**Job:**
Look through the records below and collect all lines that hold the string "Perſons".

**Dataset entries:**
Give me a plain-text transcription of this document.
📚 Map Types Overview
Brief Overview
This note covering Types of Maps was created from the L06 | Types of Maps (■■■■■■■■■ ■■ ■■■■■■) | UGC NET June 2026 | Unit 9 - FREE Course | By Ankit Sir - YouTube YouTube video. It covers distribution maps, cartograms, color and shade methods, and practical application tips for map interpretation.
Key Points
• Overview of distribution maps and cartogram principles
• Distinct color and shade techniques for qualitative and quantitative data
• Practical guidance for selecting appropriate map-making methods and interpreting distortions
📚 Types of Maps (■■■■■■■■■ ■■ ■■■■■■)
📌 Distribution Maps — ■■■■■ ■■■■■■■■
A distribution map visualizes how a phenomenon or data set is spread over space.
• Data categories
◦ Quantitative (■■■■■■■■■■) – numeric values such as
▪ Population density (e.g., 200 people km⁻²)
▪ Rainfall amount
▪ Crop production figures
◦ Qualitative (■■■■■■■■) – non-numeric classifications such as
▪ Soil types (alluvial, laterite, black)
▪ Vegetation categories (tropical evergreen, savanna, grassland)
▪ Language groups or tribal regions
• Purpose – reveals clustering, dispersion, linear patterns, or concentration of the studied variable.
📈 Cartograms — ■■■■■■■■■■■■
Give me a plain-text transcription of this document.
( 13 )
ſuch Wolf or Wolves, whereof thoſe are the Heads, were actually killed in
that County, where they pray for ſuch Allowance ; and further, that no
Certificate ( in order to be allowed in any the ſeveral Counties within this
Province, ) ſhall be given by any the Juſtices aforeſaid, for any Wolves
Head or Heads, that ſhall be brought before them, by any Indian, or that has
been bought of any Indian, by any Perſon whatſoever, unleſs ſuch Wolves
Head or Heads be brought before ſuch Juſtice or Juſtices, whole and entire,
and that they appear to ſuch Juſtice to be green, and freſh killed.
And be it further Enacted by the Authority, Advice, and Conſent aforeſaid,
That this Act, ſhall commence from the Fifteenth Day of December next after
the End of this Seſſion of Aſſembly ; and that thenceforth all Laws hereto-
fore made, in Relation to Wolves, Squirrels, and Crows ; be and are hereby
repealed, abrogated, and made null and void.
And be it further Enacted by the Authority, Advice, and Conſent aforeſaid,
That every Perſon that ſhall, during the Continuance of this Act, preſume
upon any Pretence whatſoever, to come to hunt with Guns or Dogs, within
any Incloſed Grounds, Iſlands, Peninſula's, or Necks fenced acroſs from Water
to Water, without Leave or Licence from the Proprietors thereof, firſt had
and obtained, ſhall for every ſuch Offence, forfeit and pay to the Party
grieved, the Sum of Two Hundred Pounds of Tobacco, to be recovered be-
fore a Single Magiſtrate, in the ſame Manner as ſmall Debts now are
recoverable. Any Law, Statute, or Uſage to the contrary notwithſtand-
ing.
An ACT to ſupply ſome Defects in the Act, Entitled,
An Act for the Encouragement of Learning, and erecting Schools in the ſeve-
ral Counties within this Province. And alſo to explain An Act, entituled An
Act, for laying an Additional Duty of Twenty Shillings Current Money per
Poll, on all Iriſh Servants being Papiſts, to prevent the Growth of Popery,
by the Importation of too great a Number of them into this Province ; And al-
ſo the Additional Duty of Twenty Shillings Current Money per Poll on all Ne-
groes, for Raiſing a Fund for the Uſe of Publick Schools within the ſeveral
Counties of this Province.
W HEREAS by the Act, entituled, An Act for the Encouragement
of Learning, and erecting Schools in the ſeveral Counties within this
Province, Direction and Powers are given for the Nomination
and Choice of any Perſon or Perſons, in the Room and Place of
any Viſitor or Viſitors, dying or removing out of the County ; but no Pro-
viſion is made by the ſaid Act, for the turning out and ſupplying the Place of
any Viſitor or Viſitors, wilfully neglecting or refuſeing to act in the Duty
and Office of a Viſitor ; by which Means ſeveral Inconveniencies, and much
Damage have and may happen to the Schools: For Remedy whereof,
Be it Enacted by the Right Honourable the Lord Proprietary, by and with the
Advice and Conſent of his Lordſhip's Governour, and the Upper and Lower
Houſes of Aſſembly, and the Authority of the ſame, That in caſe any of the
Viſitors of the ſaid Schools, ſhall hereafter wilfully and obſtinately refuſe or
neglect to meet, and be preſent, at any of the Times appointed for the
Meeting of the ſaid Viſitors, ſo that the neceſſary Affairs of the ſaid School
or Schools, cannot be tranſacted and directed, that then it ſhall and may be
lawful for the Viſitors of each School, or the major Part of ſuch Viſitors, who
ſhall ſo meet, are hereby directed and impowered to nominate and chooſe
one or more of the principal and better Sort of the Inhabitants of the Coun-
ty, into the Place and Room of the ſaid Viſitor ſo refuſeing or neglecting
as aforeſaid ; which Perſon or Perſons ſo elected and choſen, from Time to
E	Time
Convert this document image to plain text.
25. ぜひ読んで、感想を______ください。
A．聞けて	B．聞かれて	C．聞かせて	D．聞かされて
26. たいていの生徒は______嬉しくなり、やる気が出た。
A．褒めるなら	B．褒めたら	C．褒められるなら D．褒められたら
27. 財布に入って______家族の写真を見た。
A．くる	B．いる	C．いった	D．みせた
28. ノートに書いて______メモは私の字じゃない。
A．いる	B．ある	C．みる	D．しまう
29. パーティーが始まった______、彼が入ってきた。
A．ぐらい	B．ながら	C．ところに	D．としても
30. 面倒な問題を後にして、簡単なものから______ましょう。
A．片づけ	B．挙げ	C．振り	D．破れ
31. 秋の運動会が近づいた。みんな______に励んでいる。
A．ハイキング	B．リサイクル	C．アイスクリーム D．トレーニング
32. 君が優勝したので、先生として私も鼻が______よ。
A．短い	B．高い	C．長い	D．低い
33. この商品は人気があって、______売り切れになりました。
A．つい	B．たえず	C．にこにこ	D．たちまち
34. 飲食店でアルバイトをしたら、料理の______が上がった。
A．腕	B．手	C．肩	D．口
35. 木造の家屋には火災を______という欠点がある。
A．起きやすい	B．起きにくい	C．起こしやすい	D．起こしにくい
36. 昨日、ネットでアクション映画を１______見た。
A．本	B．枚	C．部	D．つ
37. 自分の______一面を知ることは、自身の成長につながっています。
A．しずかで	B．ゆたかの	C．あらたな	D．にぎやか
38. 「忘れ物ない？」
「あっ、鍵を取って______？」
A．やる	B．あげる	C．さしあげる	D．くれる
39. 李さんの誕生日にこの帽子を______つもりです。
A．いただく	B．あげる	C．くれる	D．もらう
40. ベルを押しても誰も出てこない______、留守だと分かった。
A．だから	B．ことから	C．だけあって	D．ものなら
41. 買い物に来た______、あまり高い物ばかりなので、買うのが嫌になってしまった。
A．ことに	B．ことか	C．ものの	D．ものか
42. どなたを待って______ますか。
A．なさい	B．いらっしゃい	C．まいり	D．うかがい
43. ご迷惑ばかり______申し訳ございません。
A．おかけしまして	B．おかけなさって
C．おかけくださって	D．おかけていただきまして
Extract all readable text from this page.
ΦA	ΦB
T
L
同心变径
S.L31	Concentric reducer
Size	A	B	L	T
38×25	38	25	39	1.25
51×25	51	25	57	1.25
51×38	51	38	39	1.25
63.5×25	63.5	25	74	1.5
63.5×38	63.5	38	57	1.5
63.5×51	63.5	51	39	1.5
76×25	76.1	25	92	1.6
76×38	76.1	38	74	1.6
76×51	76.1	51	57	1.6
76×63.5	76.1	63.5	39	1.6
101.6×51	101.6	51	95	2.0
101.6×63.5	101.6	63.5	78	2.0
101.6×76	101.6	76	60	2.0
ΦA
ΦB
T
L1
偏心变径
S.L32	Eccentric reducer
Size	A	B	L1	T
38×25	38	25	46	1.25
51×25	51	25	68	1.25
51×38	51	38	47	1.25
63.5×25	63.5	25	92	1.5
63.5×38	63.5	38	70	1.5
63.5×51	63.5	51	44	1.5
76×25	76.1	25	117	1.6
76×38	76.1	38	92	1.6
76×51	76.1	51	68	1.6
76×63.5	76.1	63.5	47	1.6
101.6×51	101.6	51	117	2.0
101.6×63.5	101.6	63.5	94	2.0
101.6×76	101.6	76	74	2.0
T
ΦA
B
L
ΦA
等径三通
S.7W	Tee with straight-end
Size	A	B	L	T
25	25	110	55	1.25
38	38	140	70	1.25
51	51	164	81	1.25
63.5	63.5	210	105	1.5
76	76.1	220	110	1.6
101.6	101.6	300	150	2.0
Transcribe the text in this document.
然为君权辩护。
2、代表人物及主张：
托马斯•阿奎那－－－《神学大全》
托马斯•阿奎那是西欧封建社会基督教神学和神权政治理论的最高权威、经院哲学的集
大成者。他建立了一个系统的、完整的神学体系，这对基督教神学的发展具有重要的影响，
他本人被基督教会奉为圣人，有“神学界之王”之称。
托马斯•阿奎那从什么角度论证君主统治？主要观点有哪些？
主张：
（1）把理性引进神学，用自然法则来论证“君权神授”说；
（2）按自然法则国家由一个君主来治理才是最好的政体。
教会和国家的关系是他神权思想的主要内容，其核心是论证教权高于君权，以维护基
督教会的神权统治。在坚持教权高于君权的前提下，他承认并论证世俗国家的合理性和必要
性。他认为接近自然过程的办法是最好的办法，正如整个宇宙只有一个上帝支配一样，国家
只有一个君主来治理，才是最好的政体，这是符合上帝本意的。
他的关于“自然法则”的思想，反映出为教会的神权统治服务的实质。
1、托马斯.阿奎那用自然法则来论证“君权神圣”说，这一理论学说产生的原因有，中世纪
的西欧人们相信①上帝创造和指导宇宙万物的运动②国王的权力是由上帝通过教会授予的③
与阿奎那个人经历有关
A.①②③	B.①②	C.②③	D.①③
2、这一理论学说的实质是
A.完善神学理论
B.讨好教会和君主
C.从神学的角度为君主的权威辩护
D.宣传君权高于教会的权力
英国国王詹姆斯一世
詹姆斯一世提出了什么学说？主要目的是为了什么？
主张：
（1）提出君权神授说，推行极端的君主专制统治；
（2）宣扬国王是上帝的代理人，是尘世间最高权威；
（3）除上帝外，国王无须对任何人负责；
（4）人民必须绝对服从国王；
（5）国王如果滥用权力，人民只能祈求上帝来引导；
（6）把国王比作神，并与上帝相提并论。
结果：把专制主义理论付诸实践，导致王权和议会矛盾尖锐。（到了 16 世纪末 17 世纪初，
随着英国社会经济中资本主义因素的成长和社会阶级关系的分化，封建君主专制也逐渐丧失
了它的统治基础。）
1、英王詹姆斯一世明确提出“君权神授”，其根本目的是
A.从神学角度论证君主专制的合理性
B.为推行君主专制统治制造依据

**Output:**
and Choice of any Perſon or Perſons, in the Room and Place of
as aforeſaid ; which Perſon or Perſons ſo elected and choſen, from Time to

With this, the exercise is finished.